- **Short problem**
Go through the data below. List every line that holds the word "Depth".

--------------------------------------------------

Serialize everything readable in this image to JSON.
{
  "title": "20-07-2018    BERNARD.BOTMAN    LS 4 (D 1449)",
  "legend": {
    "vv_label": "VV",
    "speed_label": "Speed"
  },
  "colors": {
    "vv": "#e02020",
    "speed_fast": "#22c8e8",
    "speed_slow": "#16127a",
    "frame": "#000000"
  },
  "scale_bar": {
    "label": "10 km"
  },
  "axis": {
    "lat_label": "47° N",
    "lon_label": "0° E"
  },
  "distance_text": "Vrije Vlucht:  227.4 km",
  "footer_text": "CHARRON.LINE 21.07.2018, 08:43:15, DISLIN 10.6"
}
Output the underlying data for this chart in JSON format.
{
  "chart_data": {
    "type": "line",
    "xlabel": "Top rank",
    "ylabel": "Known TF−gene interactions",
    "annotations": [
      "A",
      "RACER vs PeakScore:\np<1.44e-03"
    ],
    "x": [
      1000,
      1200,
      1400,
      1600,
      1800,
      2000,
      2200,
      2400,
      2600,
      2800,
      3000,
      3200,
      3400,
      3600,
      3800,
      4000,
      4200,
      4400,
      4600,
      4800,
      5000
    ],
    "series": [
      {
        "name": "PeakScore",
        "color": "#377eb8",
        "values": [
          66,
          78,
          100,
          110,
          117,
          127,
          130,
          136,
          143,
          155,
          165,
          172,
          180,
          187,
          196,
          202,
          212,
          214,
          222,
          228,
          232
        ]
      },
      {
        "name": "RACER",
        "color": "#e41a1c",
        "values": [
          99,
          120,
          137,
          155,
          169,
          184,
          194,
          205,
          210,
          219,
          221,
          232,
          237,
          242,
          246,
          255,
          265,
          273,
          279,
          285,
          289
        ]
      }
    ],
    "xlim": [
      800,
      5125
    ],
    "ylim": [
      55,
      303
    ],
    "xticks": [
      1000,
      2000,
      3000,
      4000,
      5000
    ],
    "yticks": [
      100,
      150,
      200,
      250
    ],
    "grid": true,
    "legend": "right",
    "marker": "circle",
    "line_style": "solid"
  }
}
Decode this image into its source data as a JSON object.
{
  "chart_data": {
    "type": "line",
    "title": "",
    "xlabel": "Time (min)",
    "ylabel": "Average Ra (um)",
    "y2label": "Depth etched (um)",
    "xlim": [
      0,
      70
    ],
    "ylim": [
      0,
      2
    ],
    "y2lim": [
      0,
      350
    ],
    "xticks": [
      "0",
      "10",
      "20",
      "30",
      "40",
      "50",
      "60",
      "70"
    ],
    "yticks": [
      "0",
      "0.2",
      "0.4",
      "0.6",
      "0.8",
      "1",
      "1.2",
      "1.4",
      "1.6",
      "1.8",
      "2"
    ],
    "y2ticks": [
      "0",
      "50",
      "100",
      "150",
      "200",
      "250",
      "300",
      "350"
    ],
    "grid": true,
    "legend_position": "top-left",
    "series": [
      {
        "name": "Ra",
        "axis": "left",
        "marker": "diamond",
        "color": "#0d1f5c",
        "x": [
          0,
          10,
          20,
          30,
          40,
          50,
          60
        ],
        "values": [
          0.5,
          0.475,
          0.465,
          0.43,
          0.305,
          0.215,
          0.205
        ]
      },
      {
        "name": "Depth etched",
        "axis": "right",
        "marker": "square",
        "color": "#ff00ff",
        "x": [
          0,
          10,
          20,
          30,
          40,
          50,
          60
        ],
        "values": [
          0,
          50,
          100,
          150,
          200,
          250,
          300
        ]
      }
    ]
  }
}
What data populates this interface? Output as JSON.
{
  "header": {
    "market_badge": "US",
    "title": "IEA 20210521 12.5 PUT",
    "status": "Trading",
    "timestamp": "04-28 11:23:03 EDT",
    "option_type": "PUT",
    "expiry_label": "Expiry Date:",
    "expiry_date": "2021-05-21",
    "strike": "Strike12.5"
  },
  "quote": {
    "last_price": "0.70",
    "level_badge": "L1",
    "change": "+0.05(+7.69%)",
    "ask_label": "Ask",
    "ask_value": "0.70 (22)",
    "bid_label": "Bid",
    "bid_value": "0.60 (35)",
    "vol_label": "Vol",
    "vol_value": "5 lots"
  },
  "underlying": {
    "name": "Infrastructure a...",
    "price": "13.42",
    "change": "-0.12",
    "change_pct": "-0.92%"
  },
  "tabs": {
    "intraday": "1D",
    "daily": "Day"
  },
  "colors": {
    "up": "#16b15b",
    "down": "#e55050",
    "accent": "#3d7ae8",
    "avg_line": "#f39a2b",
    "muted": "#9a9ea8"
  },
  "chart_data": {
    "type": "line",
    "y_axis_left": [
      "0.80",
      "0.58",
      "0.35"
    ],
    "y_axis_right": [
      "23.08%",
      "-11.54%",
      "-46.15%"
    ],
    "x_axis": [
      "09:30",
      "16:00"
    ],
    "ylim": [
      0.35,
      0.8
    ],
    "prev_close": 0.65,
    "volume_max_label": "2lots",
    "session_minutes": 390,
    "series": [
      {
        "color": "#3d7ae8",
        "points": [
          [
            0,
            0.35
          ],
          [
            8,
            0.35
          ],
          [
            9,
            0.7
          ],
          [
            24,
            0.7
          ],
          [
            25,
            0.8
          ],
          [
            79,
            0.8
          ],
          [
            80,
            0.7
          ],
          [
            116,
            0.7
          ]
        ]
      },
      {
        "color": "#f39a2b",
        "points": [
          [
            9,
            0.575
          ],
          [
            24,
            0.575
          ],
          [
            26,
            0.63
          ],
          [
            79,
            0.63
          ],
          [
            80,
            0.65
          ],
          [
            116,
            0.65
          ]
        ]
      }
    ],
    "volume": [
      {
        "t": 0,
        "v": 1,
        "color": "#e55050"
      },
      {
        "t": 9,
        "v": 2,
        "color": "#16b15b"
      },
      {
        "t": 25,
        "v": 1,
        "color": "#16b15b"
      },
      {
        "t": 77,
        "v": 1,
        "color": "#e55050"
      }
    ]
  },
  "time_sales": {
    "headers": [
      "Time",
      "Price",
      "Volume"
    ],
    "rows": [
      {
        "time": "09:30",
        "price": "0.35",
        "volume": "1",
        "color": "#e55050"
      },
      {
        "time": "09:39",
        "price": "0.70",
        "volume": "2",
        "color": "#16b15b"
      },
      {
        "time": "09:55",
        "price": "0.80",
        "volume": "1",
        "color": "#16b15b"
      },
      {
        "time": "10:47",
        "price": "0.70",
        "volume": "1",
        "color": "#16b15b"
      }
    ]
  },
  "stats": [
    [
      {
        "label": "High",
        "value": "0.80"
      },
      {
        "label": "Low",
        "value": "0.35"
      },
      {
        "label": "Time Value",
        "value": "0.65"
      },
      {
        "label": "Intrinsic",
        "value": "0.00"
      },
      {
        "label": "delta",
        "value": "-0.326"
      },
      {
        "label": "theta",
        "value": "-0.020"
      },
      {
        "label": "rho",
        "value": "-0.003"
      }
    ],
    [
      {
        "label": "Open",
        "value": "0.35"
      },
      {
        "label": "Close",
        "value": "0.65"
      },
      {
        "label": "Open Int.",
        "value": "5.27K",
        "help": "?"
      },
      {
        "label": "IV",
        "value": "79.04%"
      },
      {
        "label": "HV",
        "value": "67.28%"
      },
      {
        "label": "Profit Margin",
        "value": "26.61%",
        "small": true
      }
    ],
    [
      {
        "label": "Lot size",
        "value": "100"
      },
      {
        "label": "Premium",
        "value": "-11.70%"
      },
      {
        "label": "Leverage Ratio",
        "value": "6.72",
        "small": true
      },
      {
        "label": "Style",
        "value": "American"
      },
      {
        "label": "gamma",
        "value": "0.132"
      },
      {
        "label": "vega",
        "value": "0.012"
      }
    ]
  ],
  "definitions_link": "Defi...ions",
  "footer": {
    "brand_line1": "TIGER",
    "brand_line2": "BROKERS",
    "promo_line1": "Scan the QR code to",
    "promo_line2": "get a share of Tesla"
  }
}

--------------------------------------------------

- **Written answer**
    "y2label": "Depth etched (um)",
        "name": "Depth etched",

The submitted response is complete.